▼

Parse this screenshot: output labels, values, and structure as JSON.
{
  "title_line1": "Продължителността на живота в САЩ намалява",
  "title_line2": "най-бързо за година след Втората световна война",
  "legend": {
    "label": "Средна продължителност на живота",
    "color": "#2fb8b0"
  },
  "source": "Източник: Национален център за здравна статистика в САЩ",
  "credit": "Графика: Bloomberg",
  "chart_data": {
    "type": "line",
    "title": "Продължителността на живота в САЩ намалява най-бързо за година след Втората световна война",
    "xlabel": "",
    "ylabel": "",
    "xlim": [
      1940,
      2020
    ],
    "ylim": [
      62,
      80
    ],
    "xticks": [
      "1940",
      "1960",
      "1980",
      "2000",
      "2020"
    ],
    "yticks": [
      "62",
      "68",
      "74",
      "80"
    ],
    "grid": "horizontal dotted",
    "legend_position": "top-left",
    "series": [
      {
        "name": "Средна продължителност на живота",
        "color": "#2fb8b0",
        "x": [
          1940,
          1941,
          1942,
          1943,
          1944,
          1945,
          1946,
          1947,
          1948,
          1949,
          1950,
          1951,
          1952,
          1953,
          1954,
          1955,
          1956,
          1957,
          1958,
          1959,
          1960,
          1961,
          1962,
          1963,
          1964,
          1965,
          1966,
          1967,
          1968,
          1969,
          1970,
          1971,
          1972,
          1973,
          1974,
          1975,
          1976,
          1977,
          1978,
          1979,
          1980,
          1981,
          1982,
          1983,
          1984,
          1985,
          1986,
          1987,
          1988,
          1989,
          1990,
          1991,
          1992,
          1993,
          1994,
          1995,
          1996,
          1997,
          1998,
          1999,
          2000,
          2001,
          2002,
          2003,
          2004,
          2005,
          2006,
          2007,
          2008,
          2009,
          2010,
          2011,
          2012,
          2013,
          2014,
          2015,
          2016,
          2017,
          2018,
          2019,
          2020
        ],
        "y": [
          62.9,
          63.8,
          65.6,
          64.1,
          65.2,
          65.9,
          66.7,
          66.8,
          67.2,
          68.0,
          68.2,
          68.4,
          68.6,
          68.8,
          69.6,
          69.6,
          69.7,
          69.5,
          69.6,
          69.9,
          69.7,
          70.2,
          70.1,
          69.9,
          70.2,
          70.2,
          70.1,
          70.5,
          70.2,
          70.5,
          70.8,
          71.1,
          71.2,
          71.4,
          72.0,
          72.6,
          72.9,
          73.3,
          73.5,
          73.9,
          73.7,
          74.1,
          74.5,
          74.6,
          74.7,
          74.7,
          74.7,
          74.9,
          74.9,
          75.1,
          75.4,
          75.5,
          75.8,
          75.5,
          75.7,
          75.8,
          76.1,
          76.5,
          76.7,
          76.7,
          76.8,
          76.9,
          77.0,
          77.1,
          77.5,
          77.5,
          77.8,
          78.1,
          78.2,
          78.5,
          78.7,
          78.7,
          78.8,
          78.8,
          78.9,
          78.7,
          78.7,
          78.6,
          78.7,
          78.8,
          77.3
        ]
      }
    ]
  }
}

▲

### [Task requirements]
Retype the entries exactly, including every line.

### [Answer to this exercise]
Parse this screenshot: output labels, values, and structure as JSON.
{
  "title_line1": "Продължителността на живота в САЩ намалява",
  "title_line2": "най-бързо за година след Втората световна война",
  "legend": {
    "label": "Средна продължителност на живота",
    "color": "#2fb8b0"
  },
  "source": "Източник: Национален център за здравна статистика в САЩ",
  "credit": "Графика: Bloomberg",
  "chart_data": {
    "type": "line",
    "title": "Продължителността на живота в САЩ намалява най-бързо за година след Втората световна война",
    "xlabel": "",
    "ylabel": "",
    "xlim": [
      1940,
      2020
    ],
    "ylim": [
      62,
      80
    ],
    "xticks": [
      "1940",
      "1960",
      "1980",
      "2000",
      "2020"
    ],
    "yticks": [
      "62",
      "68",
      "74",
      "80"
    ],
    "grid": "horizontal dotted",
    "legend_position": "top-left",
    "series": [
      {
        "name": "Средна продължителност на живота",
        "color": "#2fb8b0",
        "x": [
          1940,
          1941,
          1942,
          1943,
          1944,
          1945,
          1946,
          1947,
          1948,
          1949,
          1950,
          1951,
          1952,
          1953,
          1954,
          1955,
          1956,
          1957,
          1958,
          1959,
          1960,
          1961,
          1962,
          1963,
          1964,
          1965,
          1966,
          1967,
          1968,
          1969,
          1970,
          1971,
          1972,
          1973,
          1974,
          1975,
          1976,
          1977,
          1978,
          1979,
          1980,
          1981,
          1982,
          1983,
          1984,
          1985,
          1986,
          1987,
          1988,
          1989,
          1990,
          1991,
          1992,
          1993,
          1994,
          1995,
          1996,
          1997,
          1998,
          1999,
          2000,
          2001,
          2002,
          2003,
          2004,
          2005,
          2006,
          2007,
          2008,
          2009,
          2010,
          2011,
          2012,
          2013,
          2014,
          2015,
          2016,
          2017,
          2018,
          2019,
          2020
        ],
        "y": [
          62.9,
          63.8,
          65.6,
          64.1,
          65.2,
          65.9,
          66.7,
          66.8,
          67.2,
          68.0,
          68.2,
          68.4,
          68.6,
          68.8,
          69.6,
          69.6,
          69.7,
          69.5,
          69.6,
          69.9,
          69.7,
          70.2,
          70.1,
          69.9,
          70.2,
          70.2,
          70.1,
          70.5,
          70.2,
          70.5,
          70.8,
          71.1,
          71.2,
          71.4,
          72.0,
          72.6,
          72.9,
          73.3,
          73.5,
          73.9,
          73.7,
          74.1,
          74.5,
          74.6,
          74.7,
          74.7,
          74.7,
          74.9,
          74.9,
          75.1,
          75.4,
          75.5,
          75.8,
          75.5,
          75.7,
          75.8,
          76.1,
          76.5,
          76.7,
          76.7,
          76.8,
          76.9,
          77.0,
          77.1,
          77.5,
          77.5,
          77.8,
          78.1,
          78.2,
          78.5,
          78.7,
          78.7,
          78.8,
          78.8,
          78.9,
          78.7,
          78.7,
          78.6,
          78.7,
          78.8,
          77.3
        ]
      }
    ]
  }
}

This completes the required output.